» Your goal
Of the lines below, count those containing the word "from". Reply with the number alone.

○ ○ ○ ○ ○

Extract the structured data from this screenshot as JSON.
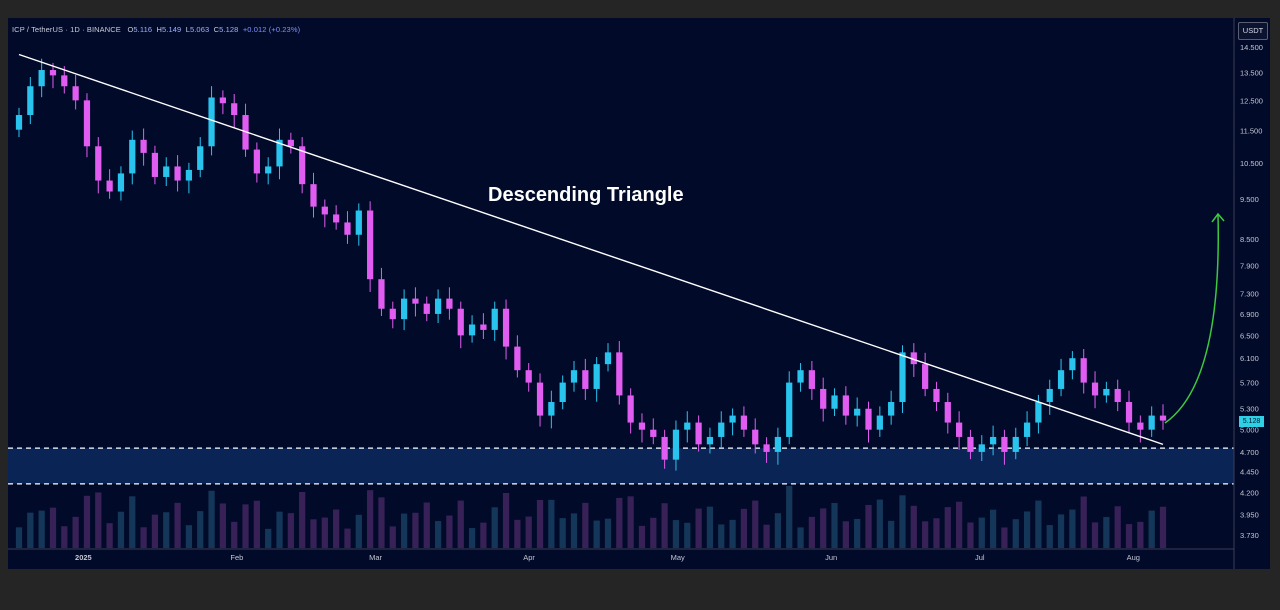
{
  "chart_data": {
    "type": "candlestick",
    "symbol": "ICP / TetherUS · 1D · BINANCE",
    "ohlc_header": {
      "o_label": "O",
      "o": "5.116",
      "h_label": "H",
      "h": "5.149",
      "l_label": "L",
      "l": "5.063",
      "c_label": "C",
      "c": "5.128",
      "change": "+0.012 (+0.23%)"
    },
    "currency": "USDT",
    "last_price_tag": "5.128",
    "annotation": "Descending Triangle",
    "y_axis_ticks": [
      "14.500",
      "13.500",
      "12.500",
      "11.500",
      "10.500",
      "9.500",
      "8.500",
      "7.900",
      "7.300",
      "6.900",
      "6.500",
      "6.100",
      "5.700",
      "5.300",
      "5.000",
      "4.700",
      "4.450",
      "4.200",
      "3.950",
      "3.730"
    ],
    "x_axis_ticks": [
      "2025",
      "Feb",
      "Mar",
      "Apr",
      "May",
      "Jun",
      "Jul",
      "Aug"
    ],
    "y_scale": "logarithmic",
    "date_range": [
      "2024-12-19",
      "2025-08-07"
    ],
    "trendline": {
      "from": [
        "2024-12-19",
        14.2
      ],
      "to": [
        "2025-08-07",
        4.8
      ]
    },
    "support_zone": [
      4.3,
      4.75
    ],
    "projection_arrow": "up",
    "closes": [
      12.0,
      13.0,
      13.6,
      13.4,
      13.0,
      12.5,
      11.0,
      10.0,
      9.7,
      10.2,
      11.2,
      10.8,
      10.1,
      10.4,
      10.0,
      10.3,
      11.0,
      12.6,
      12.4,
      12.0,
      10.9,
      10.2,
      10.4,
      11.2,
      11.0,
      9.9,
      9.3,
      9.1,
      8.9,
      8.6,
      9.2,
      7.6,
      7.0,
      6.8,
      7.2,
      7.1,
      6.9,
      7.2,
      7.0,
      6.5,
      6.7,
      6.6,
      7.0,
      6.3,
      5.9,
      5.7,
      5.2,
      5.4,
      5.7,
      5.9,
      5.6,
      6.0,
      6.2,
      5.5,
      5.1,
      5.0,
      4.9,
      4.6,
      5.0,
      5.1,
      4.8,
      4.9,
      5.1,
      5.2,
      5.0,
      4.8,
      4.7,
      4.9,
      5.7,
      5.9,
      5.6,
      5.3,
      5.5,
      5.2,
      5.3,
      5.0,
      5.2,
      5.4,
      6.2,
      6.0,
      5.6,
      5.4,
      5.1,
      4.9,
      4.7,
      4.8,
      4.9,
      4.7,
      4.9,
      5.1,
      5.4,
      5.6,
      5.9,
      6.1,
      5.7,
      5.5,
      5.6,
      5.4,
      5.1,
      5.0,
      5.2,
      5.128
    ],
    "volume_note": "relative volume histogram at bottom of price pane"
  }
}
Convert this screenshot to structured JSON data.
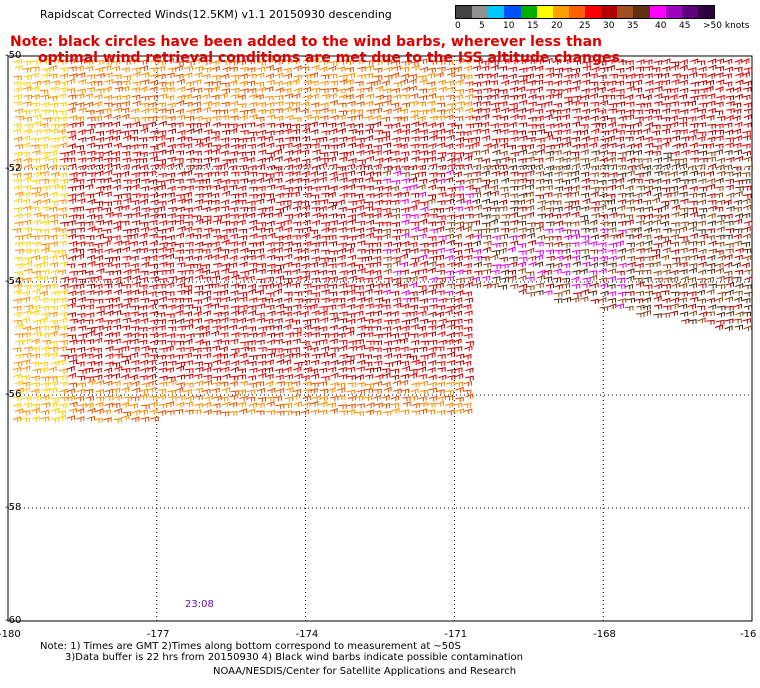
{
  "title": "Rapidscat Corrected Winds(12.5KM) v1.1 20150930 descending",
  "note_line1": "Note: black circles have been added to the wind barbs, wherever less than",
  "note_line2": "optimal wind retrieval conditions are met due to the ISS altitude changes.",
  "legend": {
    "labels": [
      "0",
      "5",
      "10",
      "15",
      "20",
      "25",
      "30",
      "35",
      "40",
      "45",
      ">50 knots"
    ],
    "colors": [
      "#444444",
      "#909090",
      "#00c8ff",
      "#0050ff",
      "#00b000",
      "#ffff00",
      "#ffa000",
      "#ff6000",
      "#ff0000",
      "#b00000",
      "#a05020",
      "#603010",
      "#ff00ff",
      "#a000c0",
      "#600080",
      "#300040"
    ]
  },
  "chart_data": {
    "type": "map",
    "lon_ticks": [
      "-180",
      "-177",
      "-174",
      "-171",
      "-168",
      "-16"
    ],
    "lat_ticks": [
      "-50",
      "-52",
      "-54",
      "-56",
      "-58",
      "-60"
    ],
    "lon_range": [
      -180,
      -165
    ],
    "lat_range": [
      -60,
      -50
    ],
    "grid": true,
    "time_label": "23:08"
  },
  "footer": {
    "line1": "Note: 1) Times are GMT 2)Times along bottom correspond to measurement at ~50S",
    "line2": "3)Data buffer is 22 hrs from 20150930 4) Black wind barbs indicate possible contamination",
    "line3": "NOAA/NESDIS/Center for Satellite Applications and Research"
  }
}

○ ○ ○ ○ ○

» Finished exercise
3